▸ **Problem details**: Lines holding the string "public" are the ones to copy from this listing.

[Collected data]
---+---

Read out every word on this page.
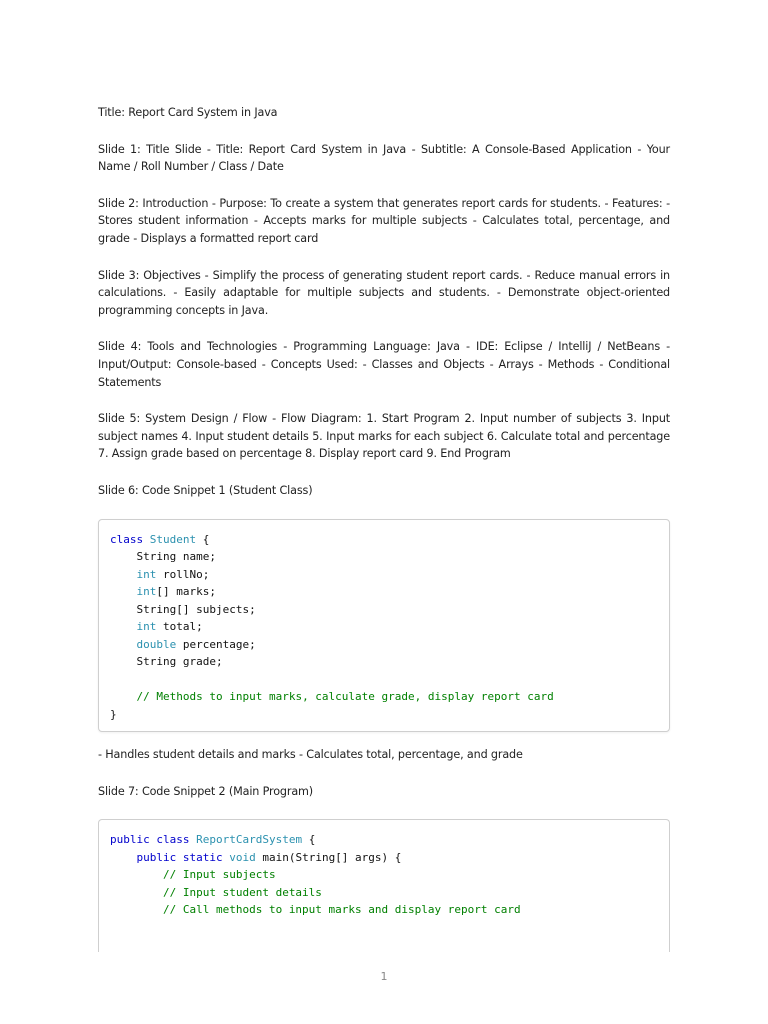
Title: Report Card System in Java

Slide 1: Title Slide - Title: Report Card System in Java - Subtitle: A Console-Based Application - Your Name / Roll Number / Class / Date

Slide 2: Introduction - Purpose: To create a system that generates report cards for students. - Features: - Stores student information - Accepts marks for multiple subjects - Calculates total, percentage, and grade - Displays a formatted report card

Slide 3: Objectives - Simplify the process of generating student report cards. - Reduce manual errors in calculations. - Easily adaptable for multiple subjects and students. - Demonstrate object-oriented programming concepts in Java.

Slide 4: Tools and Technologies - Programming Language: Java - IDE: Eclipse / IntelliJ / NetBeans - Input/Output: Console-based - Concepts Used: - Classes and Objects - Arrays - Methods - Conditional Statements

Slide 5: System Design / Flow - Flow Diagram: 1. Start Program 2. Input number of subjects 3. Input subject names 4. Input student details 5. Input marks for each subject 6. Calculate total and percentage 7. Assign grade based on percentage 8. Display report card 9. End Program

Slide 6: Code Snippet 1 (Student Class)

class Student {
String name;
int rollNo;
int[] marks;
String[] subjects;
int total;
double percentage;
String grade;
// Methods to input marks, calculate grade, display report card
}

- Handles student details and marks - Calculates total, percentage, and grade

Slide 7: Code Snippet 2 (Main Program)

public class ReportCardSystem {
public static void main(String[] args) {
// Input subjects
// Input student details
// Call methods to input marks and display report card
1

---+---

▸ **Output of the task**:
public class ReportCardSystem {
public static void main(String[] args) {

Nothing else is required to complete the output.